* Supplied entries
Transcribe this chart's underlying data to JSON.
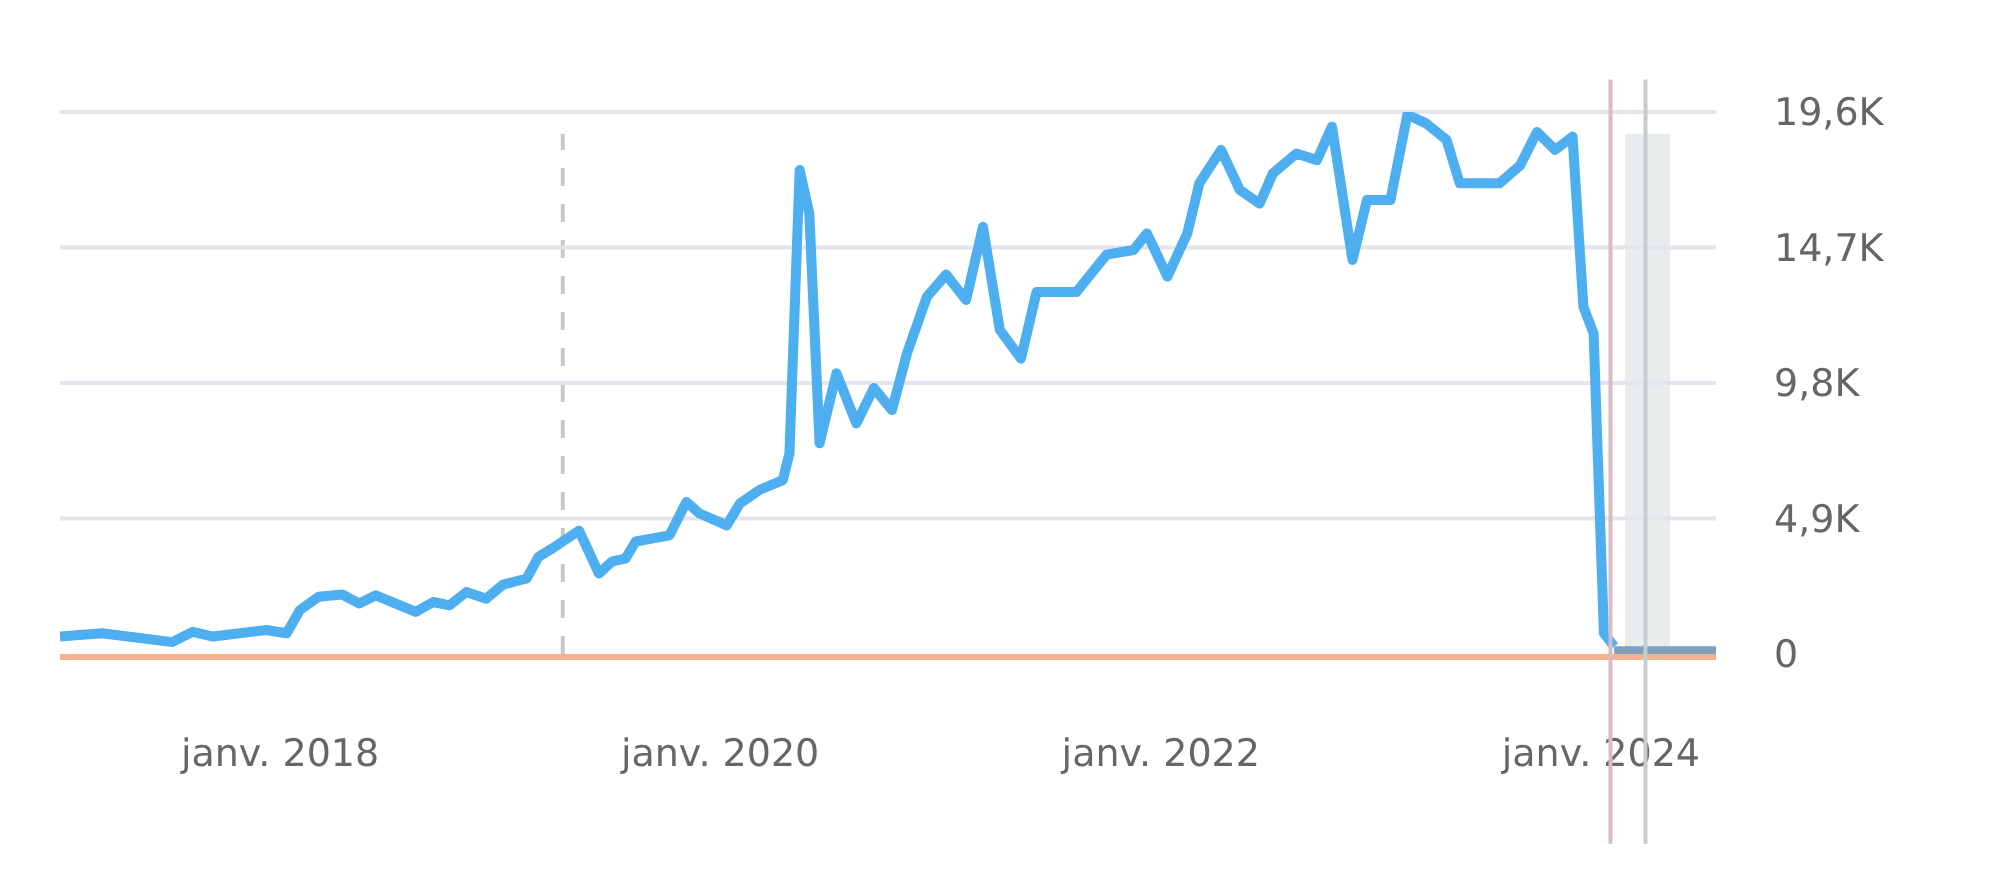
{
  "chart_data": {
    "type": "line",
    "x": [
      "2017-01-01",
      "2017-03-12",
      "2017-07-06",
      "2017-08-09",
      "2017-09-12",
      "2017-12-09",
      "2018-01-12",
      "2018-02-03",
      "2018-03-06",
      "2018-04-14",
      "2018-05-12",
      "2018-06-09",
      "2018-08-14",
      "2018-09-12",
      "2018-10-09",
      "2018-11-06",
      "2018-12-09",
      "2019-01-06",
      "2019-02-14",
      "2019-03-06",
      "2019-03-28",
      "2019-05-12",
      "2019-06-14",
      "2019-07-06",
      "2019-07-28",
      "2019-08-14",
      "2019-10-09",
      "2019-11-06",
      "2019-11-28",
      "2020-01-12",
      "2020-02-03",
      "2020-03-06",
      "2020-04-14",
      "2020-04-25",
      "2020-05-12",
      "2020-05-28",
      "2020-06-14",
      "2020-07-12",
      "2020-08-14",
      "2020-09-12",
      "2020-10-12",
      "2020-11-06",
      "2020-12-09",
      "2021-01-10",
      "2021-02-12",
      "2021-03-12",
      "2021-04-09",
      "2021-05-14",
      "2021-06-09",
      "2021-08-14",
      "2021-10-03",
      "2021-11-17",
      "2021-12-09",
      "2022-01-12",
      "2022-02-14",
      "2022-03-06",
      "2022-04-11",
      "2022-05-12",
      "2022-06-14",
      "2022-07-06",
      "2022-08-14",
      "2022-09-17",
      "2022-10-12",
      "2022-11-15",
      "2022-12-09",
      "2023-01-17",
      "2023-02-14",
      "2023-03-17",
      "2023-04-20",
      "2023-05-12",
      "2023-07-17",
      "2023-08-20",
      "2023-09-17",
      "2023-10-17",
      "2023-11-15",
      "2023-12-03",
      "2023-12-20",
      "2024-01-06",
      "2024-01-23"
    ],
    "series": [
      {
        "color": "#4daef0",
        "values": [
          630,
          750,
          430,
          800,
          630,
          870,
          750,
          1590,
          2070,
          2150,
          1830,
          2120,
          1520,
          1880,
          1760,
          2240,
          2000,
          2510,
          2730,
          3520,
          3810,
          4460,
          2910,
          3350,
          3450,
          4070,
          4290,
          5500,
          5080,
          4650,
          5450,
          5930,
          6290,
          7250,
          17500,
          15930,
          7620,
          10150,
          8340,
          9620,
          8820,
          10870,
          12920,
          13720,
          12800,
          15450,
          11720,
          10680,
          13090,
          13090,
          14440,
          14610,
          15210,
          13650,
          15210,
          17020,
          18230,
          16780,
          16290,
          17380,
          18100,
          17860,
          19070,
          14250,
          16420,
          16420,
          19500,
          19190,
          18590,
          17020,
          17020,
          17670,
          18880,
          18230,
          18710,
          12560,
          11590,
          750,
          270
        ]
      },
      {
        "color": "#7f9fbe",
        "x": [
          "2024-01-23",
          "2024-07-10"
        ],
        "values": [
          100,
          100
        ]
      }
    ],
    "xlim": [
      "2017-01-01",
      "2024-07-10"
    ],
    "xticks": [
      {
        "value": "2018-01-01",
        "label": "janv. 2018"
      },
      {
        "value": "2020-01-01",
        "label": "janv. 2020"
      },
      {
        "value": "2022-01-01",
        "label": "janv. 2022"
      },
      {
        "value": "2024-01-01",
        "label": "janv. 2024"
      }
    ],
    "ylim": [
      0,
      19600
    ],
    "yticks": [
      0,
      {
        "value": 4900,
        "label": "4,9K"
      },
      {
        "value": 9800,
        "label": "9,8K"
      },
      {
        "value": 14700,
        "label": "14,7K"
      },
      {
        "value": 19600,
        "label": "19,6K"
      }
    ],
    "ref_lines": [
      {
        "axis": "x",
        "value": "2019-04-15",
        "color": "#c8c8c8",
        "line_style": "dashed"
      },
      {
        "axis": "x",
        "value": "2024-01-17",
        "color": "#d9bcc3",
        "line_style": "solid"
      },
      {
        "axis": "x",
        "value": "2024-03-15",
        "color": "#c5cdd0",
        "line_style": "solid"
      }
    ],
    "bands": [
      {
        "axis": "x",
        "from": "2024-02-10",
        "to": "2024-04-25",
        "color": "#e8eced"
      }
    ],
    "grid": "y",
    "marker": "none",
    "line_style": "solid"
  }
}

* Prompt
Transcribe every entry word for word, but omit the pictures.

* Written solution
Transcribe this chart's underlying data to JSON.
{
  "chart_data": {
    "type": "line",
    "x": [
      "2017-01-01",
      "2017-03-12",
      "2017-07-06",
      "2017-08-09",
      "2017-09-12",
      "2017-12-09",
      "2018-01-12",
      "2018-02-03",
      "2018-03-06",
      "2018-04-14",
      "2018-05-12",
      "2018-06-09",
      "2018-08-14",
      "2018-09-12",
      "2018-10-09",
      "2018-11-06",
      "2018-12-09",
      "2019-01-06",
      "2019-02-14",
      "2019-03-06",
      "2019-03-28",
      "2019-05-12",
      "2019-06-14",
      "2019-07-06",
      "2019-07-28",
      "2019-08-14",
      "2019-10-09",
      "2019-11-06",
      "2019-11-28",
      "2020-01-12",
      "2020-02-03",
      "2020-03-06",
      "2020-04-14",
      "2020-04-25",
      "2020-05-12",
      "2020-05-28",
      "2020-06-14",
      "2020-07-12",
      "2020-08-14",
      "2020-09-12",
      "2020-10-12",
      "2020-11-06",
      "2020-12-09",
      "2021-01-10",
      "2021-02-12",
      "2021-03-12",
      "2021-04-09",
      "2021-05-14",
      "2021-06-09",
      "2021-08-14",
      "2021-10-03",
      "2021-11-17",
      "2021-12-09",
      "2022-01-12",
      "2022-02-14",
      "2022-03-06",
      "2022-04-11",
      "2022-05-12",
      "2022-06-14",
      "2022-07-06",
      "2022-08-14",
      "2022-09-17",
      "2022-10-12",
      "2022-11-15",
      "2022-12-09",
      "2023-01-17",
      "2023-02-14",
      "2023-03-17",
      "2023-04-20",
      "2023-05-12",
      "2023-07-17",
      "2023-08-20",
      "2023-09-17",
      "2023-10-17",
      "2023-11-15",
      "2023-12-03",
      "2023-12-20",
      "2024-01-06",
      "2024-01-23"
    ],
    "series": [
      {
        "color": "#4daef0",
        "values": [
          630,
          750,
          430,
          800,
          630,
          870,
          750,
          1590,
          2070,
          2150,
          1830,
          2120,
          1520,
          1880,
          1760,
          2240,
          2000,
          2510,
          2730,
          3520,
          3810,
          4460,
          2910,
          3350,
          3450,
          4070,
          4290,
          5500,
          5080,
          4650,
          5450,
          5930,
          6290,
          7250,
          17500,
          15930,
          7620,
          10150,
          8340,
          9620,
          8820,
          10870,
          12920,
          13720,
          12800,
          15450,
          11720,
          10680,
          13090,
          13090,
          14440,
          14610,
          15210,
          13650,
          15210,
          17020,
          18230,
          16780,
          16290,
          17380,
          18100,
          17860,
          19070,
          14250,
          16420,
          16420,
          19500,
          19190,
          18590,
          17020,
          17020,
          17670,
          18880,
          18230,
          18710,
          12560,
          11590,
          750,
          270
        ]
      },
      {
        "color": "#7f9fbe",
        "x": [
          "2024-01-23",
          "2024-07-10"
        ],
        "values": [
          100,
          100
        ]
      }
    ],
    "xlim": [
      "2017-01-01",
      "2024-07-10"
    ],
    "xticks": [
      {
        "value": "2018-01-01",
        "label": "janv. 2018"
      },
      {
        "value": "2020-01-01",
        "label": "janv. 2020"
      },
      {
        "value": "2022-01-01",
        "label": "janv. 2022"
      },
      {
        "value": "2024-01-01",
        "label": "janv. 2024"
      }
    ],
    "ylim": [
      0,
      19600
    ],
    "yticks": [
      0,
      {
        "value": 4900,
        "label": "4,9K"
      },
      {
        "value": 9800,
        "label": "9,8K"
      },
      {
        "value": 14700,
        "label": "14,7K"
      },
      {
        "value": 19600,
        "label": "19,6K"
      }
    ],
    "ref_lines": [
      {
        "axis": "x",
        "value": "2019-04-15",
        "color": "#c8c8c8",
        "line_style": "dashed"
      },
      {
        "axis": "x",
        "value": "2024-01-17",
        "color": "#d9bcc3",
        "line_style": "solid"
      },
      {
        "axis": "x",
        "value": "2024-03-15",
        "color": "#c5cdd0",
        "line_style": "solid"
      }
    ],
    "bands": [
      {
        "axis": "x",
        "from": "2024-02-10",
        "to": "2024-04-25",
        "color": "#e8eced"
      }
    ],
    "grid": "y",
    "marker": "none",
    "line_style": "solid"
  }
}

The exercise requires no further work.